> [Excerpt to read]:
★ ★ ★

1) Deepwater buoy and pressure sensor systems are being installed, most notably off the west coast of the USA, Hawaii and Japan. The American system is described at http://www.pmel.noaa.gov/tsunami-hazard/warning.html. These are designed to detect the very small pressure changes on timescales of tens of minutes that are produced on the ocean floor by the passage of tsunami waves. Since they are not affected by the near shore phenomena that affect tide gauges, and because they can be positioned at will on the routes that tsunamis from major sources follow to impact major population sensors, these offer the potential for much more accurate upgrading of tsunami watches to tsunami warnings. Furthermore, the data collected from them on tsunami amplitudes and wave forms in the deep ocean will greatly aid the process of tsunami modeling.

★ ★ ★

> [Task list]:
a - Answer these questions from the passage on tsunami detection.
(i) Where are deepwater buoy and pressure sensor systems most notably being installed?
(ii) What do these systems detect on the ocean floor?
(iii) Which process will the deep-ocean data on tsunami amplitudes and wave forms greatly aid?
b - Output as a JSON list of strings the lines of the records starting at the line containing "axes-frame [94, 27, 633, 469]" and ending at the line containing "series-line [95, 652, 632, 946]", both included. Use one string per line and leave out blank lines.

> [Dataset rows]:
★ ★ ★

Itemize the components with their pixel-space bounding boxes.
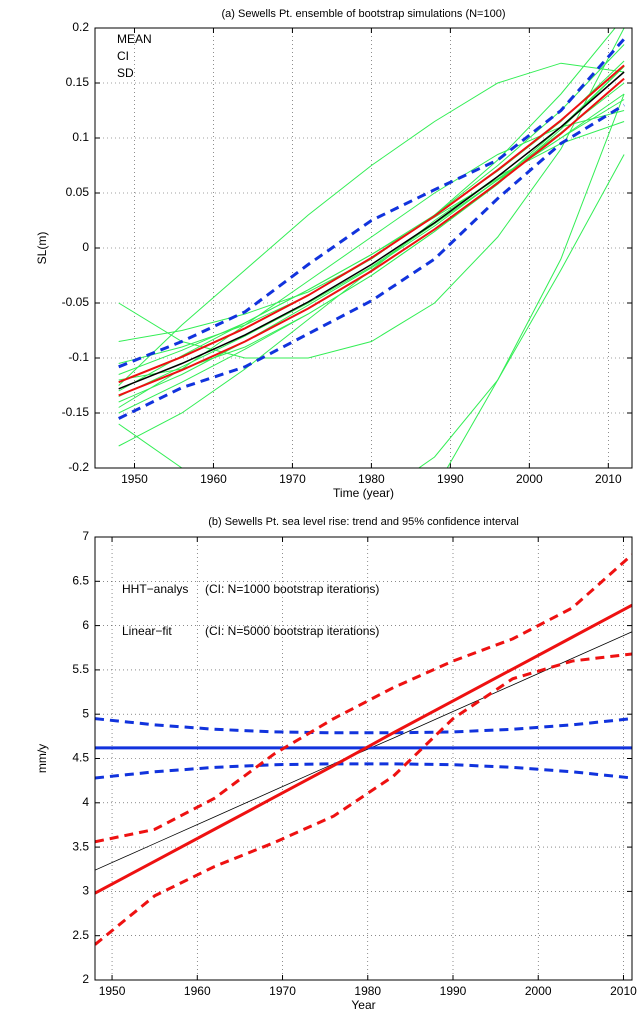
axes-frame [94, 27, 633, 469]
y-tick-label: 3 [82, 884, 89, 898]
y-tick-label: -0.1 [68, 350, 89, 364]
y-tick-label: 6.5 [72, 573, 89, 587]
series-line [446, 154, 625, 468]
series-line [95, 603, 632, 895]
legend-label: SD [117, 66, 134, 80]
y-tick-label: 6 [82, 618, 89, 632]
x-tick-label: 2000 [516, 472, 543, 486]
x-tick-label: 1960 [184, 984, 211, 998]
series-line [95, 652, 632, 946]
x-tick-label: 1970 [269, 984, 296, 998]
x-tick-label: 1980 [354, 984, 381, 998]
y-tick-label: 4.5 [72, 751, 89, 765]
series-line [118, 77, 625, 397]
y-tick-label: -0.05 [62, 295, 90, 309]
y-axis-label: mm/y [35, 744, 49, 773]
series-group [95, 553, 632, 946]
series-group [118, 28, 626, 468]
series-line [118, 62, 625, 386]
annotation: (CI: N=5000 bootstrap iterations) [205, 624, 379, 638]
chart-title: (a) Sewells Pt. ensemble of bootstrap si… [222, 8, 506, 20]
y-tick-label: 5.5 [72, 662, 89, 676]
x-tick-label: 1950 [121, 472, 148, 486]
series-line [118, 38, 626, 369]
series-line [95, 553, 632, 844]
legend-label: Linear−fit [122, 624, 172, 638]
y-tick-label: 0.1 [72, 130, 89, 144]
x-tick-label: 2000 [525, 984, 552, 998]
x-tick-label: 2010 [595, 472, 622, 486]
y-axis-label: SL(m) [35, 232, 49, 265]
x-axis-label: Year [351, 998, 375, 1009]
y-tick-label: -0.15 [62, 405, 90, 419]
y-tick-label: 4 [82, 795, 89, 809]
x-tick-label: 1960 [200, 472, 227, 486]
y-tick-label: 0 [82, 240, 89, 254]
legend-label: MEAN [117, 32, 152, 46]
y-tick-label: 3.5 [72, 839, 89, 853]
series-line [118, 93, 625, 468]
x-tick-label: 1990 [440, 984, 467, 998]
series-line [118, 103, 625, 420]
y-tick-label: 7 [82, 529, 89, 543]
series-line [118, 93, 625, 397]
x-tick-label: 1990 [437, 472, 464, 486]
series-line [118, 71, 625, 390]
y-tick-label: 2 [82, 972, 89, 986]
y-tick-label: 0.05 [66, 185, 90, 199]
y-tick-label: 0.15 [66, 75, 90, 89]
x-tick-label: 2010 [610, 984, 637, 998]
series-line [118, 64, 625, 384]
axes-frame [94, 536, 633, 981]
legend-label: CI [117, 49, 129, 63]
chart-title: (b) Sewells Pt. sea level rise: trend an… [208, 516, 519, 528]
series-line [118, 66, 625, 381]
x-axis-label: Time (year) [333, 486, 394, 500]
y-tick-label: -0.2 [68, 460, 89, 474]
annotation: (CI: N=1000 bootstrap iterations) [205, 582, 379, 596]
x-tick-label: 1970 [279, 472, 306, 486]
x-tick-label: 1950 [99, 984, 126, 998]
y-tick-label: 5 [82, 706, 89, 720]
y-tick-label: 0.2 [72, 20, 89, 34]
series-line [118, 82, 625, 403]
y-tick-label: 2.5 [72, 928, 89, 942]
legend-label: HHT−analys [122, 582, 188, 596]
x-tick-label: 1980 [358, 472, 385, 486]
series-line [95, 631, 632, 871]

★ ★ ★

> [Answer list]:
a -
(i) Off the west coast of the USA, Hawaii and Japan.
(ii) The very small pressure changes, on timescales of tens of minutes, produced by the passage of tsunami waves.
(iii) Tsunami modeling.

b -
[
  "axes-frame [94, 27, 633, 469]",
  "y-tick-label: 3 [82, 884, 89, 898]",
  "y-tick-label: -0.1 [68, 350, 89, 364]",
  "y-tick-label: 6.5 [72, 573, 89, 587]",
  "series-line [446, 154, 625, 468]",
  "series-line [95, 603, 632, 895]",
  "legend-label: SD [117, 66, 134, 80]",
  "y-tick-label: 6 [82, 618, 89, 632]",
  "x-tick-label: 2000 [516, 472, 543, 486]",
  "x-tick-label: 1960 [184, 984, 211, 998]",
  "series-line [95, 652, 632, 946]"
]